-- To be done --
Draw out every line with the word "Χρηματοοικονομικής" from the listing below.

(Raw records)
— Start —

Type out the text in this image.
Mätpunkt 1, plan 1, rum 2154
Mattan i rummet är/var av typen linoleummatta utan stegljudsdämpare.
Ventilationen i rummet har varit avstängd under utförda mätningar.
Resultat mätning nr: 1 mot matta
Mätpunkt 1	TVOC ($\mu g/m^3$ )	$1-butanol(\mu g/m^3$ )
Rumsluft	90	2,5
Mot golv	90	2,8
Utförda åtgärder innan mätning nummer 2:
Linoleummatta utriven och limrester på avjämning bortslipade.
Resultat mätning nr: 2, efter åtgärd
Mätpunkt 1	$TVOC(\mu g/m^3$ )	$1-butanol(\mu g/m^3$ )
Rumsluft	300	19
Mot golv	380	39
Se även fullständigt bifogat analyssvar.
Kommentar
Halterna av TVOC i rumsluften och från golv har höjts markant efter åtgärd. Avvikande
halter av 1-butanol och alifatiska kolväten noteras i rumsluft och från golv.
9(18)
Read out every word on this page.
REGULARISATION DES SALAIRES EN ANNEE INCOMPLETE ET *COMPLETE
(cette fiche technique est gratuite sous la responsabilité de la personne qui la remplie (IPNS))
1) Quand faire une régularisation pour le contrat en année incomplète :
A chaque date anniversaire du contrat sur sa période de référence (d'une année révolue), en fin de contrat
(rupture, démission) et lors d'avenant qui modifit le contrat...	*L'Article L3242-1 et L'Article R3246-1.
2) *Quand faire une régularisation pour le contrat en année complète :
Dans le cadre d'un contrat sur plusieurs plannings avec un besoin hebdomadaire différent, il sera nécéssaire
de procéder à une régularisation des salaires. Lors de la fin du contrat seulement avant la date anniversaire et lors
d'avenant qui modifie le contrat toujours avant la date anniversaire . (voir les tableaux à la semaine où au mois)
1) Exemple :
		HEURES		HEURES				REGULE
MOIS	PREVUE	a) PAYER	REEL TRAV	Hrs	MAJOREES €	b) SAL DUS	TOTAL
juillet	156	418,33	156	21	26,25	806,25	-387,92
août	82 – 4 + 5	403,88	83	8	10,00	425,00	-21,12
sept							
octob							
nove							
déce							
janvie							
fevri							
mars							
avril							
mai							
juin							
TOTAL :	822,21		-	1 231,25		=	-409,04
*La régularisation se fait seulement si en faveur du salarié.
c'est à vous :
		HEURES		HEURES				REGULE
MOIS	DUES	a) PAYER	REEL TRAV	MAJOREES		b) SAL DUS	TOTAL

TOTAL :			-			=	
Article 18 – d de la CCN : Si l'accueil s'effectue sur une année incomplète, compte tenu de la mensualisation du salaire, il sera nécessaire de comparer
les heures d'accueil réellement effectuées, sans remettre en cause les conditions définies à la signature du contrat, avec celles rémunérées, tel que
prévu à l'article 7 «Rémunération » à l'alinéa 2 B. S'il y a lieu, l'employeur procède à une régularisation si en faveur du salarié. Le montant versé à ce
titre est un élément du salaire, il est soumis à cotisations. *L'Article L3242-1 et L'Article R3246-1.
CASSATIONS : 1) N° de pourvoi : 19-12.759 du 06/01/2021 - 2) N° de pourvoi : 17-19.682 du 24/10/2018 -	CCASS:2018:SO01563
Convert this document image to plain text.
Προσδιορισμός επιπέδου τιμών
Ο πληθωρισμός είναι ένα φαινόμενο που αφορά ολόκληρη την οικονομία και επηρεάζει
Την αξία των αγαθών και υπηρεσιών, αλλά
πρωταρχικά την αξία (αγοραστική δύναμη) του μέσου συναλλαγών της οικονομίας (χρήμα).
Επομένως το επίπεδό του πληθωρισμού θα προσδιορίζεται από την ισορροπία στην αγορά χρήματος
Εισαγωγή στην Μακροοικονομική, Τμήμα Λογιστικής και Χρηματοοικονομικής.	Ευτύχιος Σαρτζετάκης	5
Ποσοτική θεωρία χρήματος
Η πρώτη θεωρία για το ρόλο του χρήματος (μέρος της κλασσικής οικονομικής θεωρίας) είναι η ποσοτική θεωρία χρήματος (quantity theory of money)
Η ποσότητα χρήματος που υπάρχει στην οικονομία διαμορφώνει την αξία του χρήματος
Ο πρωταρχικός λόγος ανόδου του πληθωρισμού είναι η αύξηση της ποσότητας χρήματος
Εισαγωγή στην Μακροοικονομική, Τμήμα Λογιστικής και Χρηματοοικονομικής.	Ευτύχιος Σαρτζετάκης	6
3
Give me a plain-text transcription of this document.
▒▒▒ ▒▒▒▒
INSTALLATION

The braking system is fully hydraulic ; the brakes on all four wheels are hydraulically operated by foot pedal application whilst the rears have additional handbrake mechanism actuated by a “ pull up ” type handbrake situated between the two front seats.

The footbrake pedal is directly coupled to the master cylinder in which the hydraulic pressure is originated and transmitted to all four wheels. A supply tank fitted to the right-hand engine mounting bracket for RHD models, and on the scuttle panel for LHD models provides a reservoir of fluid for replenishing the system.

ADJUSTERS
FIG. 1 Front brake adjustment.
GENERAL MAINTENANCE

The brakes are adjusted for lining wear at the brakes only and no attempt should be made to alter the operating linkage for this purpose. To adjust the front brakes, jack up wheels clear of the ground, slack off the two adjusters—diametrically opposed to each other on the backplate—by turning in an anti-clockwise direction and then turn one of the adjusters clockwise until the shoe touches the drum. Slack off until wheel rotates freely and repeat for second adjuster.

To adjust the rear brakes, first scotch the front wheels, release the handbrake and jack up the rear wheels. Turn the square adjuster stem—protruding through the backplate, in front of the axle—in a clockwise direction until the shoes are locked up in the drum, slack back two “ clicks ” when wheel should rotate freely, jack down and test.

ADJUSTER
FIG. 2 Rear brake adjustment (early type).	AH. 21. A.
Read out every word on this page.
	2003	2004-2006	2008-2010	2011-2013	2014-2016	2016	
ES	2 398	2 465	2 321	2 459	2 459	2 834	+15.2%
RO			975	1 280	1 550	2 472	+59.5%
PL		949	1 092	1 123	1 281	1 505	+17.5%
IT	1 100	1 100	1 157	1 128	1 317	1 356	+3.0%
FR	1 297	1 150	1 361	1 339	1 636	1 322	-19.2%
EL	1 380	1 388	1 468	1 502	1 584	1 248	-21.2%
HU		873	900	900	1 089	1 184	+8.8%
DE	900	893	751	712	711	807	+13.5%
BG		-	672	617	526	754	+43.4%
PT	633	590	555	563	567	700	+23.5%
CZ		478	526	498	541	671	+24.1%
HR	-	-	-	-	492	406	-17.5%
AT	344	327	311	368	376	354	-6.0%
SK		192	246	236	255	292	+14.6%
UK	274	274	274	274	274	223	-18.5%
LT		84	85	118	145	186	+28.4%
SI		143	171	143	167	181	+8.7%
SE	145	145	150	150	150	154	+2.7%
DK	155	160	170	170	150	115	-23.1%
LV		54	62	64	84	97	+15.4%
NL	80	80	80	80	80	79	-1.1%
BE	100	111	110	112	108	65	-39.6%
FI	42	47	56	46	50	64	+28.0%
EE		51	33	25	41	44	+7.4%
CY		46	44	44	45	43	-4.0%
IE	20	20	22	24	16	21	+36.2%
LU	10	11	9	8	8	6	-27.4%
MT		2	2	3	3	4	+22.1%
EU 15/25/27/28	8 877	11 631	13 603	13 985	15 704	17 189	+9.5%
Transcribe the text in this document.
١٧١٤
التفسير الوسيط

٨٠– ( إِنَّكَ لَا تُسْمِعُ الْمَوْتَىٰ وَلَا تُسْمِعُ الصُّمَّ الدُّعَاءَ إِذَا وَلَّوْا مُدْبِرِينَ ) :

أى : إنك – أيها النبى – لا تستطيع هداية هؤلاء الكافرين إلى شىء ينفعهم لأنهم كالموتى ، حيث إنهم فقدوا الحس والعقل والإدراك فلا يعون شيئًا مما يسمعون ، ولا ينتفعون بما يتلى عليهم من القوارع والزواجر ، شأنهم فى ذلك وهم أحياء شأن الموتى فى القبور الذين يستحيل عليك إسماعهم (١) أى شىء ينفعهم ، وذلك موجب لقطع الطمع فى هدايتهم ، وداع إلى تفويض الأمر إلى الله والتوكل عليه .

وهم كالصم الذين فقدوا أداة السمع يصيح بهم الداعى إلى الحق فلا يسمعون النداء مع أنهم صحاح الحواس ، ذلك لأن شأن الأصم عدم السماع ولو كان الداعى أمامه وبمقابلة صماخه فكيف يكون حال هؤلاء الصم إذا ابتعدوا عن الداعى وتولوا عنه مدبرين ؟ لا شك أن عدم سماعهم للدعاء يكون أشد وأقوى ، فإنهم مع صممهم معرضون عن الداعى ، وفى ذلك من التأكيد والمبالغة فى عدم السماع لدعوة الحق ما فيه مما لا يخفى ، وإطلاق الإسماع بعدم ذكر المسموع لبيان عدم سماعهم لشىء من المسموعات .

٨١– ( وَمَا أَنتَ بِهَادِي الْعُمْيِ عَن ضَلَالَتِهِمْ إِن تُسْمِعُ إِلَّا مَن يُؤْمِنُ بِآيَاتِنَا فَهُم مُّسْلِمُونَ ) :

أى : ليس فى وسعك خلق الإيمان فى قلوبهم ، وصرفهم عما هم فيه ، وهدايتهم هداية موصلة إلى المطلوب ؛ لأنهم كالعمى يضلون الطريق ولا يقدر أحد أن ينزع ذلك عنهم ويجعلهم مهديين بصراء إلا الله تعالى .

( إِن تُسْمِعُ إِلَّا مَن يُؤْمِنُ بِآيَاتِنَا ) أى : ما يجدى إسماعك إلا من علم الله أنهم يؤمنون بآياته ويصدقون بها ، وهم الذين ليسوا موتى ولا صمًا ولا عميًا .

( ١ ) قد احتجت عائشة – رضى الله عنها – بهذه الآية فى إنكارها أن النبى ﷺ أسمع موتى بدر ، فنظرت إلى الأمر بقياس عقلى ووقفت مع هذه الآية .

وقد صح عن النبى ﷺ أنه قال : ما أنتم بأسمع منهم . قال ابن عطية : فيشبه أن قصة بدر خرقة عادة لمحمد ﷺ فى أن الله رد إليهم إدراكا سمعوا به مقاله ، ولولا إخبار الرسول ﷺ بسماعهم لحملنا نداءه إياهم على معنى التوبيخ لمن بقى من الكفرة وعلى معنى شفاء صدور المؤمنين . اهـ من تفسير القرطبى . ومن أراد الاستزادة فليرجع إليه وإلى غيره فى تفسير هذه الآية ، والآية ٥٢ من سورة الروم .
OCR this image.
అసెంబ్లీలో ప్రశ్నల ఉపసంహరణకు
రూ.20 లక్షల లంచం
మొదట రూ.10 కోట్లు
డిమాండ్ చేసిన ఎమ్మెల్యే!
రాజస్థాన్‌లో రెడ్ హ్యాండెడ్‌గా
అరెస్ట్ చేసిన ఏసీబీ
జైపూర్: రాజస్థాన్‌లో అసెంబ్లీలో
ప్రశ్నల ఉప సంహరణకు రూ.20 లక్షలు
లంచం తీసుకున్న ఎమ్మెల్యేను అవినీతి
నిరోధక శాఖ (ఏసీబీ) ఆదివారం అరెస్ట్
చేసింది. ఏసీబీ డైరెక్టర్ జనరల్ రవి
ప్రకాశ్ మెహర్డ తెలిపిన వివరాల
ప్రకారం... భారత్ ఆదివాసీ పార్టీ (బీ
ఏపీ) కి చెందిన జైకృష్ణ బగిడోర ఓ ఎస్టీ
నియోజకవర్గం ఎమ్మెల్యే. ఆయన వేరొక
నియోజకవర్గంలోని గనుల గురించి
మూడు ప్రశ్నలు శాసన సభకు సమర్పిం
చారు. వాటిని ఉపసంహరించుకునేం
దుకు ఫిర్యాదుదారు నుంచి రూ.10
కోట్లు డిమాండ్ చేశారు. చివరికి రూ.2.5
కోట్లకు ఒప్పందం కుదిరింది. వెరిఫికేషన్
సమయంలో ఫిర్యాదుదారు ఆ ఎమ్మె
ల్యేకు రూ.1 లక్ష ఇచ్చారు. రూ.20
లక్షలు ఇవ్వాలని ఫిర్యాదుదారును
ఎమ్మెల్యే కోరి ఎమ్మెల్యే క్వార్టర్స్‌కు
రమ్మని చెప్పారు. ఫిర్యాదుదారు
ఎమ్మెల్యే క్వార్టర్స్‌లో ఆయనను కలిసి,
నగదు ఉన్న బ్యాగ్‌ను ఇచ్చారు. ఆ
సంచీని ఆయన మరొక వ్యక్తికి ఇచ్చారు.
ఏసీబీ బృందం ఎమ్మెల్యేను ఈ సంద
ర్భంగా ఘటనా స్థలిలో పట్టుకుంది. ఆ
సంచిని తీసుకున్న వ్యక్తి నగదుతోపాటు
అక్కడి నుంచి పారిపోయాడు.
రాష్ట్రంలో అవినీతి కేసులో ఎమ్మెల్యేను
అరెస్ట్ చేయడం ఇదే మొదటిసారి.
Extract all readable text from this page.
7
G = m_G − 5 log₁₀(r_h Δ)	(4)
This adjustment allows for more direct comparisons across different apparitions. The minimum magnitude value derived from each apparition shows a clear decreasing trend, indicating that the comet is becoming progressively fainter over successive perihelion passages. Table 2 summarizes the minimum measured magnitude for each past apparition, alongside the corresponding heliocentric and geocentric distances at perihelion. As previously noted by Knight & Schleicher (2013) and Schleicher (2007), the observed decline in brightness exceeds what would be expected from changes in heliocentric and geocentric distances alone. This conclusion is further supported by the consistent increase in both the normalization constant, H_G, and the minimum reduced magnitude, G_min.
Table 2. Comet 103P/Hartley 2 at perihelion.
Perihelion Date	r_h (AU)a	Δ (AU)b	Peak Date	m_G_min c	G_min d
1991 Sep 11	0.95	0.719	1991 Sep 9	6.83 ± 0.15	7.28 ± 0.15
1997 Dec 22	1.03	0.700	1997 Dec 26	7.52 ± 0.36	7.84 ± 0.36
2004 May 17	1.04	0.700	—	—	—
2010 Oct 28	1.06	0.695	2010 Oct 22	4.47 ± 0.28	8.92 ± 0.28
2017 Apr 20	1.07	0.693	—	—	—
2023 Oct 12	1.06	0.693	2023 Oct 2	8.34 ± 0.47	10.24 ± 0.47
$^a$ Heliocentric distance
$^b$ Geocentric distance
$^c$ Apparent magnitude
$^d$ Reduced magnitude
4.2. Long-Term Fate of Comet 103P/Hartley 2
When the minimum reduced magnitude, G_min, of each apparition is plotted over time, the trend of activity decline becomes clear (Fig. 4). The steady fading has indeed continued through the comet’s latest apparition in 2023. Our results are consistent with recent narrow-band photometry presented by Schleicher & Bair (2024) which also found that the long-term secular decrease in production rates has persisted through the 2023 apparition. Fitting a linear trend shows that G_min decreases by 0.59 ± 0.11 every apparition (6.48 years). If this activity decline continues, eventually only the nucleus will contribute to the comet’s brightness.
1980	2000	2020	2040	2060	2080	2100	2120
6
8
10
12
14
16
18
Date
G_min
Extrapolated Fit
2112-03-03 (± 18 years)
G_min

— End —

-- Answer to the task --
Εισαγωγή στην Μακροοικονομική, Τμήμα Λογιστικής και Χρηματοοικονομικής.	Ευτύχιος Σαρτζετάκης	5
Εισαγωγή στην Μακροοικονομική, Τμήμα Λογιστικής και Χρηματοοικονομικής.	Ευτύχιος Σαρτζετάκης	6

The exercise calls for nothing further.